» Set task
Starting at the line below that contains "Read out every word on this page.", print each line through the end of the records exactly as it appears.

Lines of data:
################
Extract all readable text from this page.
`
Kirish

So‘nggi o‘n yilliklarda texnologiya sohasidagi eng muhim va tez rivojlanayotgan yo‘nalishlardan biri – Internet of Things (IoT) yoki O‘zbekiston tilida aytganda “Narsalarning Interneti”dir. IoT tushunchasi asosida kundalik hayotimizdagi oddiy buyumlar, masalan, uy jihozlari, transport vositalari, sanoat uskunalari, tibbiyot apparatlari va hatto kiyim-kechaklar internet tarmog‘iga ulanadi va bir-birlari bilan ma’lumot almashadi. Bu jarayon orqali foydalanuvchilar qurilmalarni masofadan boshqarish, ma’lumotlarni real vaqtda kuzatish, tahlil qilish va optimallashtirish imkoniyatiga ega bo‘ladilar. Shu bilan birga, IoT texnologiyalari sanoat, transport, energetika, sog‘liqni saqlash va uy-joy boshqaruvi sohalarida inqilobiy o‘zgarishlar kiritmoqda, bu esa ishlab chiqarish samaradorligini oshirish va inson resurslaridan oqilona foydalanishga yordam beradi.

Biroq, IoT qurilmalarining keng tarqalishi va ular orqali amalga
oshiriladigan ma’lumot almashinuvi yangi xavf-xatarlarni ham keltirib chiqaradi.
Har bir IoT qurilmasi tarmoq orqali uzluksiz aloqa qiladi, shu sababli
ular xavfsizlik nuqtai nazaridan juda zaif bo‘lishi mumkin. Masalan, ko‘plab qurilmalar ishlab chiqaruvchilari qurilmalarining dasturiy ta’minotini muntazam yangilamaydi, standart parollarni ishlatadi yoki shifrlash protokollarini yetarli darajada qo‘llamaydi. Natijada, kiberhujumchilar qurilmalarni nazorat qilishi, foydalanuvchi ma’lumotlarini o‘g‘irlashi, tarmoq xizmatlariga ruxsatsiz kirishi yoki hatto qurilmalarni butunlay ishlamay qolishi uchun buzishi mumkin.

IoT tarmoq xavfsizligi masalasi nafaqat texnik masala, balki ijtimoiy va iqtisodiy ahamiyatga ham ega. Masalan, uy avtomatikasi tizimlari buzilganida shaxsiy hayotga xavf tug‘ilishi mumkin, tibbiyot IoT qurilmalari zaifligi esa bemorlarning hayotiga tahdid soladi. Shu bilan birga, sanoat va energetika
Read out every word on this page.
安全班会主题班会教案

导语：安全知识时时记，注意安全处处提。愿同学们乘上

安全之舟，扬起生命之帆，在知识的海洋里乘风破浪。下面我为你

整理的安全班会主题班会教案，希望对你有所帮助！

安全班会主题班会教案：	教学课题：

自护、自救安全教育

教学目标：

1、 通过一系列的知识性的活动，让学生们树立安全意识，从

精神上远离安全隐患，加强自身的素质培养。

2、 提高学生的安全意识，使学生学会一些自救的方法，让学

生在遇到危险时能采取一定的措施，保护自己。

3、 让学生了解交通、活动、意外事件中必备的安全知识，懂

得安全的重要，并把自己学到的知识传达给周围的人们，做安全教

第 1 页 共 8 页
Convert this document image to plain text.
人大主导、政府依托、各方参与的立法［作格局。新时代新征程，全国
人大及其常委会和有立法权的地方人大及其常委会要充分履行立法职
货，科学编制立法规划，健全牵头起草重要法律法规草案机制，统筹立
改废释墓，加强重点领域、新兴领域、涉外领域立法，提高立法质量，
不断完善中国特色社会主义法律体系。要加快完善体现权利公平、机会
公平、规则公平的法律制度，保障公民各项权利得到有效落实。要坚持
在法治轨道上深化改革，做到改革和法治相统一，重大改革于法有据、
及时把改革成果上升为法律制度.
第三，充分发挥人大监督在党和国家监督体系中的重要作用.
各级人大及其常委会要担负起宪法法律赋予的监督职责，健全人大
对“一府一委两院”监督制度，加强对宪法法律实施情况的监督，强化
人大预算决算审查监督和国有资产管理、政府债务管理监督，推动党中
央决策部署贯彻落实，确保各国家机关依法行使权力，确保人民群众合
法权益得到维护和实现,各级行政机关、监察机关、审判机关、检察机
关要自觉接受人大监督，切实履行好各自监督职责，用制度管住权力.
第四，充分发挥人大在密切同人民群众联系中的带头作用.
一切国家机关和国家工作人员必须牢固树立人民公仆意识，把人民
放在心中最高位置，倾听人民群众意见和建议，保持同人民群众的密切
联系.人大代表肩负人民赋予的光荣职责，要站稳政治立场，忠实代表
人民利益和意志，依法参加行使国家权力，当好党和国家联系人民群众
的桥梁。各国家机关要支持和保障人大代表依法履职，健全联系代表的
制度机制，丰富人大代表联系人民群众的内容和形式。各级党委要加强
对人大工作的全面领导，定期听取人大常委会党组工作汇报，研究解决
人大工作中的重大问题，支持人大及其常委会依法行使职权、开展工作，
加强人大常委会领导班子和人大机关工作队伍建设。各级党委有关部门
################
» The response
Read out every word on this page.
安全班会主题班会教案

导语：安全知识时时记，注意安全处处提。愿同学们乘上

安全之舟，扬起生命之帆，在知识的海洋里乘风破浪。下面我为你

整理的安全班会主题班会教案，希望对你有所帮助！

安全班会主题班会教案：	教学课题：

自护、自救安全教育

教学目标：

1、 通过一系列的知识性的活动，让学生们树立安全意识，从

精神上远离安全隐患，加强自身的素质培养。

2、 提高学生的安全意识，使学生学会一些自救的方法，让学

生在遇到危险时能采取一定的措施，保护自己。

3、 让学生了解交通、活动、意外事件中必备的安全知识，懂

得安全的重要，并把自己学到的知识传达给周围的人们，做安全教

第 1 页 共 8 页
Convert this document image to plain text.
人大主导、政府依托、各方参与的立法［作格局。新时代新征程，全国
人大及其常委会和有立法权的地方人大及其常委会要充分履行立法职
货，科学编制立法规划，健全牵头起草重要法律法规草案机制，统筹立
改废释墓，加强重点领域、新兴领域、涉外领域立法，提高立法质量，
不断完善中国特色社会主义法律体系。要加快完善体现权利公平、机会
公平、规则公平的法律制度，保障公民各项权利得到有效落实。要坚持
在法治轨道上深化改革，做到改革和法治相统一，重大改革于法有据、
及时把改革成果上升为法律制度.
第三，充分发挥人大监督在党和国家监督体系中的重要作用.
各级人大及其常委会要担负起宪法法律赋予的监督职责，健全人大
对“一府一委两院”监督制度，加强对宪法法律实施情况的监督，强化
人大预算决算审查监督和国有资产管理、政府债务管理监督，推动党中
央决策部署贯彻落实，确保各国家机关依法行使权力，确保人民群众合
法权益得到维护和实现,各级行政机关、监察机关、审判机关、检察机
关要自觉接受人大监督，切实履行好各自监督职责，用制度管住权力.
第四，充分发挥人大在密切同人民群众联系中的带头作用.
一切国家机关和国家工作人员必须牢固树立人民公仆意识，把人民
放在心中最高位置，倾听人民群众意见和建议，保持同人民群众的密切
联系.人大代表肩负人民赋予的光荣职责，要站稳政治立场，忠实代表
人民利益和意志，依法参加行使国家权力，当好党和国家联系人民群众
的桥梁。各国家机关要支持和保障人大代表依法履职，健全联系代表的
制度机制，丰富人大代表联系人民群众的内容和形式。各级党委要加强
对人大工作的全面领导，定期听取人大常委会党组工作汇报，研究解决
人大工作中的重大问题，支持人大及其常委会依法行使职权、开展工作，
加强人大常委会领导班子和人大机关工作队伍建设。各级党委有关部门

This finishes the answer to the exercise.